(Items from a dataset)
:::

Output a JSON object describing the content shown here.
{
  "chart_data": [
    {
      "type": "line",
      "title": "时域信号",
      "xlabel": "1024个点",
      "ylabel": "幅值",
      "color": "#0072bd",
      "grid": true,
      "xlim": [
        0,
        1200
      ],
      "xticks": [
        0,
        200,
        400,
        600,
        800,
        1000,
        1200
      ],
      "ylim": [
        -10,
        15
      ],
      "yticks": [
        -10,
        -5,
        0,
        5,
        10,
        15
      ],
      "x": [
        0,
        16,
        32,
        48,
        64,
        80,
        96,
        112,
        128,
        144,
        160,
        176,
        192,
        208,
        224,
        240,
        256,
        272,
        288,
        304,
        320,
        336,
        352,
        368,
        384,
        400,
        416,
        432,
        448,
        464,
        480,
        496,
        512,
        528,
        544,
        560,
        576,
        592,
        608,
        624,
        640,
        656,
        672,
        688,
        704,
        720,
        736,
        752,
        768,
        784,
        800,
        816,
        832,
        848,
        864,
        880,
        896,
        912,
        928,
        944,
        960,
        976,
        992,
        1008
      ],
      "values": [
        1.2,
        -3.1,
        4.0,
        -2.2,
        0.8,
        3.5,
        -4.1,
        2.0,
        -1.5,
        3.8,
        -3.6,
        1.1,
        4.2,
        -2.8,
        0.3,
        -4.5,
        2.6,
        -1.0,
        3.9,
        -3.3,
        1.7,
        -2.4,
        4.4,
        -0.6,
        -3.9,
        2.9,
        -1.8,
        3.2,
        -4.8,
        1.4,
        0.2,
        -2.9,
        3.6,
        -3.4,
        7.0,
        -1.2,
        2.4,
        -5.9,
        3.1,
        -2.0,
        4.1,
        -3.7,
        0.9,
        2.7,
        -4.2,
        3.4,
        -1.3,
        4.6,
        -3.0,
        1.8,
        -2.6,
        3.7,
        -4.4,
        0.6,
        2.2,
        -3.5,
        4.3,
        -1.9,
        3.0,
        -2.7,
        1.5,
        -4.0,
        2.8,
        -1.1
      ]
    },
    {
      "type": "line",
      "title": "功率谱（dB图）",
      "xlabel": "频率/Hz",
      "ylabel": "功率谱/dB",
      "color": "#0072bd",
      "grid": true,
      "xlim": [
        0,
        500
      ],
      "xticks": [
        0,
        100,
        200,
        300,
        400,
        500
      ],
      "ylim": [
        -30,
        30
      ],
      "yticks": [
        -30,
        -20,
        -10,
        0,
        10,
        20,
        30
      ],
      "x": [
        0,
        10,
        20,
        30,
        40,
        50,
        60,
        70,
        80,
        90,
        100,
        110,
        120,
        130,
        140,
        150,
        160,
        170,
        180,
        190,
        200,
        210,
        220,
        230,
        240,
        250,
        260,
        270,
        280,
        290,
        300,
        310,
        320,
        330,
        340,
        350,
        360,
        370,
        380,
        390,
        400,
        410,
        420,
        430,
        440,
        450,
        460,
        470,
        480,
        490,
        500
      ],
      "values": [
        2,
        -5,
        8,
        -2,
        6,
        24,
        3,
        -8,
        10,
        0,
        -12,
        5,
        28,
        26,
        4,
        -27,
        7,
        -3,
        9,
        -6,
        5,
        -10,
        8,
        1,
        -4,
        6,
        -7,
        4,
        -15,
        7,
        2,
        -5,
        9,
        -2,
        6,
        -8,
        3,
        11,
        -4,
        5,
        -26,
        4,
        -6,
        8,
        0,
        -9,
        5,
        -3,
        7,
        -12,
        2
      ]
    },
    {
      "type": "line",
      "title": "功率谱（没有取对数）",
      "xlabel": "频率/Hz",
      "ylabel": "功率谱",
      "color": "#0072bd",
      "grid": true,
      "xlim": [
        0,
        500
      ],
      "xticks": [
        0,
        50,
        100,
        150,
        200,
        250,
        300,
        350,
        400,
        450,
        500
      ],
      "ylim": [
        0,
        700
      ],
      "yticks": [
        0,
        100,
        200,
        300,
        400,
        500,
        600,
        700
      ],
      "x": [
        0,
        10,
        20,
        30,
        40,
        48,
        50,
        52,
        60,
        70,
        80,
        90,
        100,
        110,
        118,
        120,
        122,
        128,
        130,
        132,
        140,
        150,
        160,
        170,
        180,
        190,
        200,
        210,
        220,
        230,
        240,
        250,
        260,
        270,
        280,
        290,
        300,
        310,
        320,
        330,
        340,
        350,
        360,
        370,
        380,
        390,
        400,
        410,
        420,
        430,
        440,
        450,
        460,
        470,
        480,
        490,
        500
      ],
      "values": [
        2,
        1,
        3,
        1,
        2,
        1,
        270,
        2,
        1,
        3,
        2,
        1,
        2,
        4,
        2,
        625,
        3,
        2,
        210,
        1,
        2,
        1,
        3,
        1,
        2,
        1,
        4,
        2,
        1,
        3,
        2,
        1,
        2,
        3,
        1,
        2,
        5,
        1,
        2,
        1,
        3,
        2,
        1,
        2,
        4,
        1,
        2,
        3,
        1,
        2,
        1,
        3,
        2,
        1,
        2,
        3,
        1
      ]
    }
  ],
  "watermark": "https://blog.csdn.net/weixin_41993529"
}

:::

• _STATED PROBLEM_: Return the entries in full, keeping every line exactly as it is.

• _ANSWER TO THE TASK_:
Output a JSON object describing the content shown here.
{
  "chart_data": [
    {
      "type": "line",
      "title": "时域信号",
      "xlabel": "1024个点",
      "ylabel": "幅值",
      "color": "#0072bd",
      "grid": true,
      "xlim": [
        0,
        1200
      ],
      "xticks": [
        0,
        200,
        400,
        600,
        800,
        1000,
        1200
      ],
      "ylim": [
        -10,
        15
      ],
      "yticks": [
        -10,
        -5,
        0,
        5,
        10,
        15
      ],
      "x": [
        0,
        16,
        32,
        48,
        64,
        80,
        96,
        112,
        128,
        144,
        160,
        176,
        192,
        208,
        224,
        240,
        256,
        272,
        288,
        304,
        320,
        336,
        352,
        368,
        384,
        400,
        416,
        432,
        448,
        464,
        480,
        496,
        512,
        528,
        544,
        560,
        576,
        592,
        608,
        624,
        640,
        656,
        672,
        688,
        704,
        720,
        736,
        752,
        768,
        784,
        800,
        816,
        832,
        848,
        864,
        880,
        896,
        912,
        928,
        944,
        960,
        976,
        992,
        1008
      ],
      "values": [
        1.2,
        -3.1,
        4.0,
        -2.2,
        0.8,
        3.5,
        -4.1,
        2.0,
        -1.5,
        3.8,
        -3.6,
        1.1,
        4.2,
        -2.8,
        0.3,
        -4.5,
        2.6,
        -1.0,
        3.9,
        -3.3,
        1.7,
        -2.4,
        4.4,
        -0.6,
        -3.9,
        2.9,
        -1.8,
        3.2,
        -4.8,
        1.4,
        0.2,
        -2.9,
        3.6,
        -3.4,
        7.0,
        -1.2,
        2.4,
        -5.9,
        3.1,
        -2.0,
        4.1,
        -3.7,
        0.9,
        2.7,
        -4.2,
        3.4,
        -1.3,
        4.6,
        -3.0,
        1.8,
        -2.6,
        3.7,
        -4.4,
        0.6,
        2.2,
        -3.5,
        4.3,
        -1.9,
        3.0,
        -2.7,
        1.5,
        -4.0,
        2.8,
        -1.1
      ]
    },
    {
      "type": "line",
      "title": "功率谱（dB图）",
      "xlabel": "频率/Hz",
      "ylabel": "功率谱/dB",
      "color": "#0072bd",
      "grid": true,
      "xlim": [
        0,
        500
      ],
      "xticks": [
        0,
        100,
        200,
        300,
        400,
        500
      ],
      "ylim": [
        -30,
        30
      ],
      "yticks": [
        -30,
        -20,
        -10,
        0,
        10,
        20,
        30
      ],
      "x": [
        0,
        10,
        20,
        30,
        40,
        50,
        60,
        70,
        80,
        90,
        100,
        110,
        120,
        130,
        140,
        150,
        160,
        170,
        180,
        190,
        200,
        210,
        220,
        230,
        240,
        250,
        260,
        270,
        280,
        290,
        300,
        310,
        320,
        330,
        340,
        350,
        360,
        370,
        380,
        390,
        400,
        410,
        420,
        430,
        440,
        450,
        460,
        470,
        480,
        490,
        500
      ],
      "values": [
        2,
        -5,
        8,
        -2,
        6,
        24,
        3,
        -8,
        10,
        0,
        -12,
        5,
        28,
        26,
        4,
        -27,
        7,
        -3,
        9,
        -6,
        5,
        -10,
        8,
        1,
        -4,
        6,
        -7,
        4,
        -15,
        7,
        2,
        -5,
        9,
        -2,
        6,
        -8,
        3,
        11,
        -4,
        5,
        -26,
        4,
        -6,
        8,
        0,
        -9,
        5,
        -3,
        7,
        -12,
        2
      ]
    },
    {
      "type": "line",
      "title": "功率谱（没有取对数）",
      "xlabel": "频率/Hz",
      "ylabel": "功率谱",
      "color": "#0072bd",
      "grid": true,
      "xlim": [
        0,
        500
      ],
      "xticks": [
        0,
        50,
        100,
        150,
        200,
        250,
        300,
        350,
        400,
        450,
        500
      ],
      "ylim": [
        0,
        700
      ],
      "yticks": [
        0,
        100,
        200,
        300,
        400,
        500,
        600,
        700
      ],
      "x": [
        0,
        10,
        20,
        30,
        40,
        48,
        50,
        52,
        60,
        70,
        80,
        90,
        100,
        110,
        118,
        120,
        122,
        128,
        130,
        132,
        140,
        150,
        160,
        170,
        180,
        190,
        200,
        210,
        220,
        230,
        240,
        250,
        260,
        270,
        280,
        290,
        300,
        310,
        320,
        330,
        340,
        350,
        360,
        370,
        380,
        390,
        400,
        410,
        420,
        430,
        440,
        450,
        460,
        470,
        480,
        490,
        500
      ],
      "values": [
        2,
        1,
        3,
        1,
        2,
        1,
        270,
        2,
        1,
        3,
        2,
        1,
        2,
        4,
        2,
        625,
        3,
        2,
        210,
        1,
        2,
        1,
        3,
        1,
        2,
        1,
        4,
        2,
        1,
        3,
        2,
        1,
        2,
        3,
        1,
        2,
        5,
        1,
        2,
        1,
        3,
        2,
        1,
        2,
        4,
        1,
        2,
        3,
        1,
        2,
        1,
        3,
        2,
        1,
        2,
        3,
        1
      ]
    }
  ],
  "watermark": "https://blog.csdn.net/weixin_41993529"
}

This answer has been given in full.